- Task details -
Below are the records. Gather each line that holds "Learn".

Excerpt from a dataset
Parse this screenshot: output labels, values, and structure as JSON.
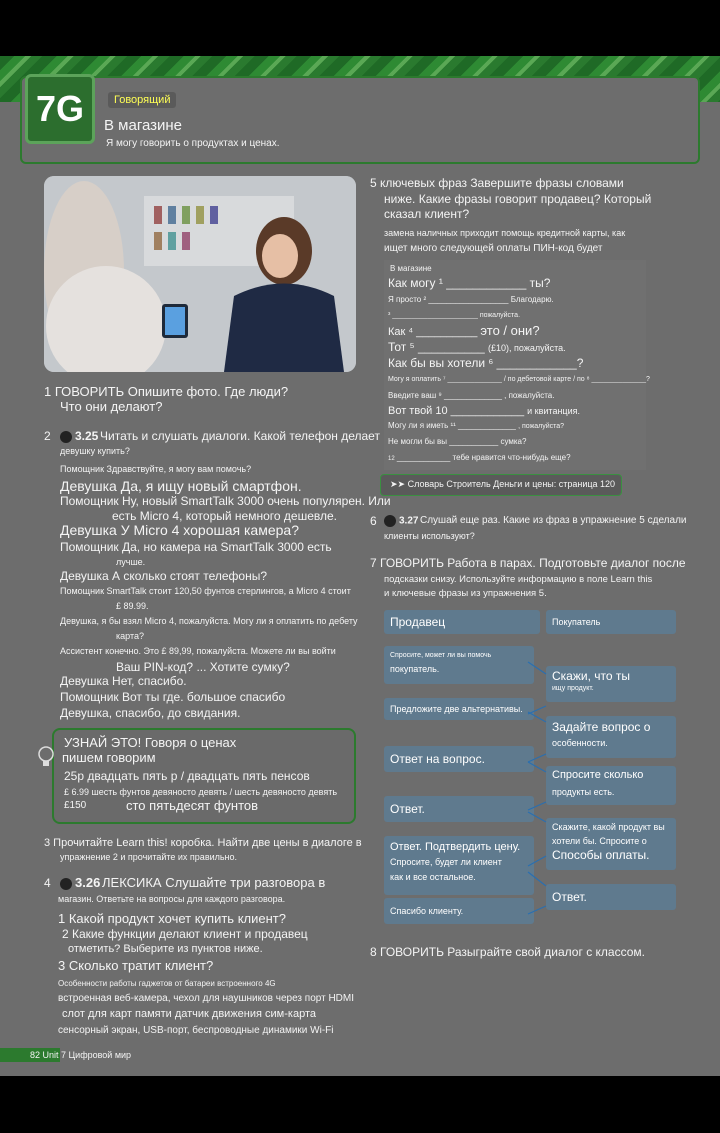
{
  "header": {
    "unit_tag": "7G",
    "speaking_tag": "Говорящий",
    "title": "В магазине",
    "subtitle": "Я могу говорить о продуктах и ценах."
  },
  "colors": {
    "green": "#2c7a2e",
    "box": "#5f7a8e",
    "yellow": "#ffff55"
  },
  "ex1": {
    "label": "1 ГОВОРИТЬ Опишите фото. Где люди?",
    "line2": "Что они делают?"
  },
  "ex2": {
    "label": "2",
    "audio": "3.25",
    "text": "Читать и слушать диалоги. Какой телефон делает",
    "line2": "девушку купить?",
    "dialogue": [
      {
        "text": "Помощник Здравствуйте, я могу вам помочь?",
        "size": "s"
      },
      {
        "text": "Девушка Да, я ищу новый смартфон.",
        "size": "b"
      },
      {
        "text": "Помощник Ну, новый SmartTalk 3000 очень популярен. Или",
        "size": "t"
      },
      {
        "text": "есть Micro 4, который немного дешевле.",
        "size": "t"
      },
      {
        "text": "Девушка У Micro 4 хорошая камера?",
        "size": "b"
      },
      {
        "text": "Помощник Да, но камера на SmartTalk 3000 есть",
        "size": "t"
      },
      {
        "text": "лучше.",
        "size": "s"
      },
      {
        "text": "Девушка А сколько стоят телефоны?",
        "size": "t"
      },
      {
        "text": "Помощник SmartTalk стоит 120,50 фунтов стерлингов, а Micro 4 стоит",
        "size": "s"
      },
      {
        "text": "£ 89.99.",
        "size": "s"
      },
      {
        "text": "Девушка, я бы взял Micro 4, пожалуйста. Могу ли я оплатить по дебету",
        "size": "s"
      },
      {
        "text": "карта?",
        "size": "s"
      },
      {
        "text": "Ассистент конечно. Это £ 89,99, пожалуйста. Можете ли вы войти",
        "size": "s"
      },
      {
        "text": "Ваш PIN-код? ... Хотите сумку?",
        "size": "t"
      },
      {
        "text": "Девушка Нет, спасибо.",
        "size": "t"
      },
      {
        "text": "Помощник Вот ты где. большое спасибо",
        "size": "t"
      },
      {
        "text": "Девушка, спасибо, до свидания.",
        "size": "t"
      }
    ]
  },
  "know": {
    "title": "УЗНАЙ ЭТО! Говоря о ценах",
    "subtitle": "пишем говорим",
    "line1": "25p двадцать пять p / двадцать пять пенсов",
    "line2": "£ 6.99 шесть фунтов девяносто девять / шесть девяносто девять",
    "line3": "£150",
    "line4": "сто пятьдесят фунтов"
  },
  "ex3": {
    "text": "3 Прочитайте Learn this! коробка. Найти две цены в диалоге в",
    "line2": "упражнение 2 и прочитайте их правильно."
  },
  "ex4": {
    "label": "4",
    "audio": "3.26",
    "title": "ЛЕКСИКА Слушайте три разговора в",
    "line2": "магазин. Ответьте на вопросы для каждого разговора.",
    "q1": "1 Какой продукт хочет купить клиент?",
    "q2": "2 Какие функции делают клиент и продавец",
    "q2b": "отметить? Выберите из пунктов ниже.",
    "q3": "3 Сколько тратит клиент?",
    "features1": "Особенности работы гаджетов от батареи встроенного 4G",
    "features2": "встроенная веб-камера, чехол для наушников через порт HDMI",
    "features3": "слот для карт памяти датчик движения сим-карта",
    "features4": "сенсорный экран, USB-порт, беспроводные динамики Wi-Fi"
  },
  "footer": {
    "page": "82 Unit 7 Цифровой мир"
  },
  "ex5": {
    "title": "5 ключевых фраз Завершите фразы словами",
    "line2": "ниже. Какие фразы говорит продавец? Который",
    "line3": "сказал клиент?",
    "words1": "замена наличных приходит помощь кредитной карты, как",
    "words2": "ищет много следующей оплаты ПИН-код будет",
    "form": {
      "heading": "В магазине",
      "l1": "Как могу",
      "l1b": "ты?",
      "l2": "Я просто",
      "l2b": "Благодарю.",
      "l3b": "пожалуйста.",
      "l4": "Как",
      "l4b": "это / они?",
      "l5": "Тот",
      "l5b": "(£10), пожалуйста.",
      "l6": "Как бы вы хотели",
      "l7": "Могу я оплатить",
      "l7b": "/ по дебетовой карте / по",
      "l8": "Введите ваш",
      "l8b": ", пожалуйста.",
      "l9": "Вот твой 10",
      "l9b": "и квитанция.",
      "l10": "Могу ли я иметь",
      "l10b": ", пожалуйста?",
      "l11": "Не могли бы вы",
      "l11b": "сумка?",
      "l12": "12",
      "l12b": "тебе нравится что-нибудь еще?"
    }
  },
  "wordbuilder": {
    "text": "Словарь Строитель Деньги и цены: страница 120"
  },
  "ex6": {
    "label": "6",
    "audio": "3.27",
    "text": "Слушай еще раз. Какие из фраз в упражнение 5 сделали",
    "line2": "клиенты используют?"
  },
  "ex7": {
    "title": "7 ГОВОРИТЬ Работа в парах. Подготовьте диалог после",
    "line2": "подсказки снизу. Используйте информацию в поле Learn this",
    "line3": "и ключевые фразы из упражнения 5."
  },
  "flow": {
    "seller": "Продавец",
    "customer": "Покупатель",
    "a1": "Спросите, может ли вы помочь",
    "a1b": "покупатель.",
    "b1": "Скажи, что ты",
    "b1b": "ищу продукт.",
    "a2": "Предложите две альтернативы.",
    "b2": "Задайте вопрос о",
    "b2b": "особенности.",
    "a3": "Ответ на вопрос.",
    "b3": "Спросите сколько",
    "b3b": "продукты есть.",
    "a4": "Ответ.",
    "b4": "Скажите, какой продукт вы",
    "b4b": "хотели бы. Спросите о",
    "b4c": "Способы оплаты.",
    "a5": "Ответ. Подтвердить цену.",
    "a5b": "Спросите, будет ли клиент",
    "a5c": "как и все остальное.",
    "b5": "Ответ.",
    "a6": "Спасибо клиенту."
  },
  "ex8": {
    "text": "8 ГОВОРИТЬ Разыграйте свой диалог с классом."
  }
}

- Answer for the task -
    "text": "3 Прочитайте Learn this! коробка. Найти две цены в диалоге в",
    "line2": "подсказки снизу. Используйте информацию в поле Learn this",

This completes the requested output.